━━━━━ Listing
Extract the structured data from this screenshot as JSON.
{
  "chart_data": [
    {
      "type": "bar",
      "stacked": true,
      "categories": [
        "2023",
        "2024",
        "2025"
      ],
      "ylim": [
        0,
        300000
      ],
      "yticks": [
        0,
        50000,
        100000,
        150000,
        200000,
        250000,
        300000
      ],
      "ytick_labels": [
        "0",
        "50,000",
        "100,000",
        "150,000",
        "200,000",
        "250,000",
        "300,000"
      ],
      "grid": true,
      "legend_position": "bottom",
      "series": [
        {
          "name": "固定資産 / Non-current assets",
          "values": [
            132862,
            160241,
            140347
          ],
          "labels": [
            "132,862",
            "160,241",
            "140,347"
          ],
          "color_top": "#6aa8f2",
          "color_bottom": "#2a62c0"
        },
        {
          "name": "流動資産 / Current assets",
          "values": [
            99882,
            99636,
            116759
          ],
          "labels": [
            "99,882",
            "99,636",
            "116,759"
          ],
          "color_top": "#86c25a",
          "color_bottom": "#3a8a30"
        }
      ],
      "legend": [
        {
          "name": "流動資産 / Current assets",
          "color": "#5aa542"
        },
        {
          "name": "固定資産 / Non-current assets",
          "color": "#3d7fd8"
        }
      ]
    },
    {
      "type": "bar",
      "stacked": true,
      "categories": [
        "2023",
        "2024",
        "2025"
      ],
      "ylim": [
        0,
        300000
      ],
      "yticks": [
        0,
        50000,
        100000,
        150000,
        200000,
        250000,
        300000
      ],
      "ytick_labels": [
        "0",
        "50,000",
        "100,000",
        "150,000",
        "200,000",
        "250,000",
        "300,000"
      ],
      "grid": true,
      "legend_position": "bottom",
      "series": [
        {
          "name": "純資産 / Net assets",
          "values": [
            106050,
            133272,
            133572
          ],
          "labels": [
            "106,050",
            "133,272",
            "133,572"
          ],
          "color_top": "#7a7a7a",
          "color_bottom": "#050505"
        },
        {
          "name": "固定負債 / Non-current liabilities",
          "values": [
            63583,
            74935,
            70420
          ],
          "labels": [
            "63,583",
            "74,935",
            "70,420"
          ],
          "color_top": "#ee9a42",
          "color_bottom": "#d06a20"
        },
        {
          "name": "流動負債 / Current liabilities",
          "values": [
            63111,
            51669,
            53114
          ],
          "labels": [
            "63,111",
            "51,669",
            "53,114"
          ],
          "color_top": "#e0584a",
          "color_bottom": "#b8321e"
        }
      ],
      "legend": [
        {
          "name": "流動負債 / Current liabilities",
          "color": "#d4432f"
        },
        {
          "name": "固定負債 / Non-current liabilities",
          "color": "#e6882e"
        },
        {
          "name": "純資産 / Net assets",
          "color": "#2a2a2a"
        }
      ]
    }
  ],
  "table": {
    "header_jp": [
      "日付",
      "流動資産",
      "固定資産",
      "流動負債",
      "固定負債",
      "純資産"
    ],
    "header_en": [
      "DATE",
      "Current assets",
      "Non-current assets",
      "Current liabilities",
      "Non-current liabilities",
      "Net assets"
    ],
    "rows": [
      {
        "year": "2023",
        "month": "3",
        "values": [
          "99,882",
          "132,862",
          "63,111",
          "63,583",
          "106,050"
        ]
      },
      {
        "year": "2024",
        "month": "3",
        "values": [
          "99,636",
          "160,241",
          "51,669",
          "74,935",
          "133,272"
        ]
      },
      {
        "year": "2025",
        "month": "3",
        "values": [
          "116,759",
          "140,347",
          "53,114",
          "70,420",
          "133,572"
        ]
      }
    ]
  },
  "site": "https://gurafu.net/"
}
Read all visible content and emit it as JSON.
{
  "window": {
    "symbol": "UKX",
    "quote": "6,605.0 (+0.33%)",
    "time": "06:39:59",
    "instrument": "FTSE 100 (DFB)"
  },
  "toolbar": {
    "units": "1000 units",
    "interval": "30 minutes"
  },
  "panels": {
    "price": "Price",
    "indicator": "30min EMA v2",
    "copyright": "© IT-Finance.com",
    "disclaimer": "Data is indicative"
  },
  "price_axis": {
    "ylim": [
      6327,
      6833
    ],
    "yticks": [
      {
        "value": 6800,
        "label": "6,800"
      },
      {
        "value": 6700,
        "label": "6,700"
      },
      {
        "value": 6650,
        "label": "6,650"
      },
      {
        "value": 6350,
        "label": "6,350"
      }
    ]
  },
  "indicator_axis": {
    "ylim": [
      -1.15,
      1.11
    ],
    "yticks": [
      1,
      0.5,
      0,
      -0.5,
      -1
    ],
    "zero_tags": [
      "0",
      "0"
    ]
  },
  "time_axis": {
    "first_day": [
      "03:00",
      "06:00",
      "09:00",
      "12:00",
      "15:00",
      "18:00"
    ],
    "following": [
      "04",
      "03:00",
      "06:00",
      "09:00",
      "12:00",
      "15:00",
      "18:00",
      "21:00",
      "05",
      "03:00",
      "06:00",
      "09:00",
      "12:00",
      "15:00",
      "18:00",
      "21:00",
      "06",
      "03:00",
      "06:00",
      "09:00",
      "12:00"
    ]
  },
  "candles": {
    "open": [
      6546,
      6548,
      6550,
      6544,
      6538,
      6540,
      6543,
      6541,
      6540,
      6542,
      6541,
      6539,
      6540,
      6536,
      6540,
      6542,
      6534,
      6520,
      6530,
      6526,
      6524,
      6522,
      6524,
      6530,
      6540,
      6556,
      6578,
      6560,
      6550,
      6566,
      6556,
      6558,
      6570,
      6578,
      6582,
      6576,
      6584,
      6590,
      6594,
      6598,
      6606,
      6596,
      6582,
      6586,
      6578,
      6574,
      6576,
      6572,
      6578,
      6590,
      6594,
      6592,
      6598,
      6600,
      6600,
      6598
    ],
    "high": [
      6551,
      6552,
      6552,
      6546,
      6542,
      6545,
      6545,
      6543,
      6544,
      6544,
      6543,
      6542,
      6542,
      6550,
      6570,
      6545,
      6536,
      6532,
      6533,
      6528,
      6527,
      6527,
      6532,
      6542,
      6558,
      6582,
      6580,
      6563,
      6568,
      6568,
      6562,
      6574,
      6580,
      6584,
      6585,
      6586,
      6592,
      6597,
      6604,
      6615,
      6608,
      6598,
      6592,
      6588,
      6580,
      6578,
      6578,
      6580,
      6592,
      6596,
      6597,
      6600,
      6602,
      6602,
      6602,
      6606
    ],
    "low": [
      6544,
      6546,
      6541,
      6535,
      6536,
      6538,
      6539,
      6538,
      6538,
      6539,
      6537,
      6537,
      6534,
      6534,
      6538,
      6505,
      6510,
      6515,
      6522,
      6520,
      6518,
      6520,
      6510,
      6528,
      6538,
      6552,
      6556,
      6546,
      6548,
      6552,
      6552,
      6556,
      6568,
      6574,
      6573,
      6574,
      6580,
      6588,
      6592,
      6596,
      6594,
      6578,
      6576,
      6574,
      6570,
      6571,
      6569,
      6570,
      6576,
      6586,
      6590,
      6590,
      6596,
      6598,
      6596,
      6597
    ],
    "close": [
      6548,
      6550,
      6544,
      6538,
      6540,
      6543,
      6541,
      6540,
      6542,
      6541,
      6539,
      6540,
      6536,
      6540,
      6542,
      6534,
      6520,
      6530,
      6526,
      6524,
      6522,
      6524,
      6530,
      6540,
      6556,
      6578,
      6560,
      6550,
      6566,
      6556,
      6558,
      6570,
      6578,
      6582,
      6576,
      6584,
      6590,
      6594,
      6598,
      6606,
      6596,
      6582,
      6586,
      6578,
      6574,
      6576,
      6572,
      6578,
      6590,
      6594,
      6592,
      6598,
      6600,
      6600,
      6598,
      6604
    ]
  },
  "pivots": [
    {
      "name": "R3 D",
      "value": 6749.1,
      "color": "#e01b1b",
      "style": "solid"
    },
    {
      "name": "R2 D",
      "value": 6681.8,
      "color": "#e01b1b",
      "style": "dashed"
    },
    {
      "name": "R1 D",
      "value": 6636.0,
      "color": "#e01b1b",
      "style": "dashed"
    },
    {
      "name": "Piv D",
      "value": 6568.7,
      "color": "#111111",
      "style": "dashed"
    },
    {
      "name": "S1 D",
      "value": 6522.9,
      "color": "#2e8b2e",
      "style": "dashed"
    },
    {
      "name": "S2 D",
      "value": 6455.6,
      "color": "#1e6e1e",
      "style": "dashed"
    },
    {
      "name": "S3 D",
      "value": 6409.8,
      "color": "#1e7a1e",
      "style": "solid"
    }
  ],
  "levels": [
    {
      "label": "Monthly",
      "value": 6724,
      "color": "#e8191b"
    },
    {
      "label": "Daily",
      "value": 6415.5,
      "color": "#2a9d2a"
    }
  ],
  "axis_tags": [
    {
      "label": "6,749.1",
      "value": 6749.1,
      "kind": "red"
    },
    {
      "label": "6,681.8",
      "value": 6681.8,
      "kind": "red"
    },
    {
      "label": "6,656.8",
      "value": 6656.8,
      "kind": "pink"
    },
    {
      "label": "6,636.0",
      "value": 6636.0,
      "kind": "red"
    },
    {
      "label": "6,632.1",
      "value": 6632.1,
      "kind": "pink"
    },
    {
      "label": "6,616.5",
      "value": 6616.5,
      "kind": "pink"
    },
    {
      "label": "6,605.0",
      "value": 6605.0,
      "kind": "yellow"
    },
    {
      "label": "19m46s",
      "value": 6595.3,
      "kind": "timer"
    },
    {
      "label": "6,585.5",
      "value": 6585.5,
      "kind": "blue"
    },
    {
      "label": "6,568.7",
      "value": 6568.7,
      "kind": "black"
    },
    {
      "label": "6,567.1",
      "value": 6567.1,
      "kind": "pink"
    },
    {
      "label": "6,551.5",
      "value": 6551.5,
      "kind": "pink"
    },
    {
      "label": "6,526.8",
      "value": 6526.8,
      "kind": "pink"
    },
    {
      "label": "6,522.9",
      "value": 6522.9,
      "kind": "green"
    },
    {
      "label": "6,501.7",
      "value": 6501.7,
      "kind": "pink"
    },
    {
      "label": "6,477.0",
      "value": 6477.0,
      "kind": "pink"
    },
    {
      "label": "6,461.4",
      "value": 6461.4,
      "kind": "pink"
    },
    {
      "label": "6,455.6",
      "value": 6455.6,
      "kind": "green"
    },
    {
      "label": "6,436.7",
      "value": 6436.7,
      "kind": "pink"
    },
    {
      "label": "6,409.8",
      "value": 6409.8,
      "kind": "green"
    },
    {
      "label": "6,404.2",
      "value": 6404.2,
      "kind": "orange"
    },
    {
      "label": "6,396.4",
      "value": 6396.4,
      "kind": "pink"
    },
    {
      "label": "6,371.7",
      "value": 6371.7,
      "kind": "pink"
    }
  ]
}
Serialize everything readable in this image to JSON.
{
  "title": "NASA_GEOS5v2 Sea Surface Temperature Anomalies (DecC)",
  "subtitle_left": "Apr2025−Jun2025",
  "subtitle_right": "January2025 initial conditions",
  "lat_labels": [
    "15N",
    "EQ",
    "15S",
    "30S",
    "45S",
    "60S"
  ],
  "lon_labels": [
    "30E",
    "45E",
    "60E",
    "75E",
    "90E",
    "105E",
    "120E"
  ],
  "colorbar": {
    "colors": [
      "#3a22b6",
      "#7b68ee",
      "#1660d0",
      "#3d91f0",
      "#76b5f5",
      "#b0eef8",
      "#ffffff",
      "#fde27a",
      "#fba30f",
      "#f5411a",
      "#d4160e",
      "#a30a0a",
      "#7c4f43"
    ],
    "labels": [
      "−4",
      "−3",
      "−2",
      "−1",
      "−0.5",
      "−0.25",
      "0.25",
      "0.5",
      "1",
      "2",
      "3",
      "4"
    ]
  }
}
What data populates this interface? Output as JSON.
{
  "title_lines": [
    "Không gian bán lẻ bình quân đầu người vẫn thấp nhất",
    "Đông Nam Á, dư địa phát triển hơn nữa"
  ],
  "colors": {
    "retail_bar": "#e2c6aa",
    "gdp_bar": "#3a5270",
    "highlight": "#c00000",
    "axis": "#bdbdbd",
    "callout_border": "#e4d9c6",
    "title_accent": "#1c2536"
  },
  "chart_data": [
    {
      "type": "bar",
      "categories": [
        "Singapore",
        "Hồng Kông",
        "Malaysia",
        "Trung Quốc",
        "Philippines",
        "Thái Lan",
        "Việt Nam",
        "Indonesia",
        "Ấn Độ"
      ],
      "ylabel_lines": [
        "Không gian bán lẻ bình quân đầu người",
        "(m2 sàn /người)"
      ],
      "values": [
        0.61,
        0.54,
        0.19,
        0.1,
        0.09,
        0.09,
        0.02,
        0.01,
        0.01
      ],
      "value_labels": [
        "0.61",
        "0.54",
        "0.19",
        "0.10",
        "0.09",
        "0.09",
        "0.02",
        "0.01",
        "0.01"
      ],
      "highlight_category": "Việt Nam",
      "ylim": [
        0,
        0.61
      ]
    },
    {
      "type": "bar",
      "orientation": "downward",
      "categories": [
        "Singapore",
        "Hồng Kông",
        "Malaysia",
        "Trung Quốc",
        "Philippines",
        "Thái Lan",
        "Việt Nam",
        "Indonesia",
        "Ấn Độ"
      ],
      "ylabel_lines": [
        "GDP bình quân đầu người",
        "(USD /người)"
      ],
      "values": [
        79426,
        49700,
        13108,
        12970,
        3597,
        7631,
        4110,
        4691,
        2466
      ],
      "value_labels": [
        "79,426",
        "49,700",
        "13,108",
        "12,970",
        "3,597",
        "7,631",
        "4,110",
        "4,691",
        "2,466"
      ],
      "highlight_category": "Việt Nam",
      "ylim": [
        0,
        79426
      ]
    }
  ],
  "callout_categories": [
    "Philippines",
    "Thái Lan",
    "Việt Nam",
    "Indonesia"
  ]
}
━━━━━━━━━━
Exercise: Each line above that holds the string "bình" should be copied and shown.

Solution to the problem:
    "Không gian bán lẻ bình quân đầu người vẫn thấp nhất",
        "Không gian bán lẻ bình quân đầu người",
        "GDP bình quân đầu người",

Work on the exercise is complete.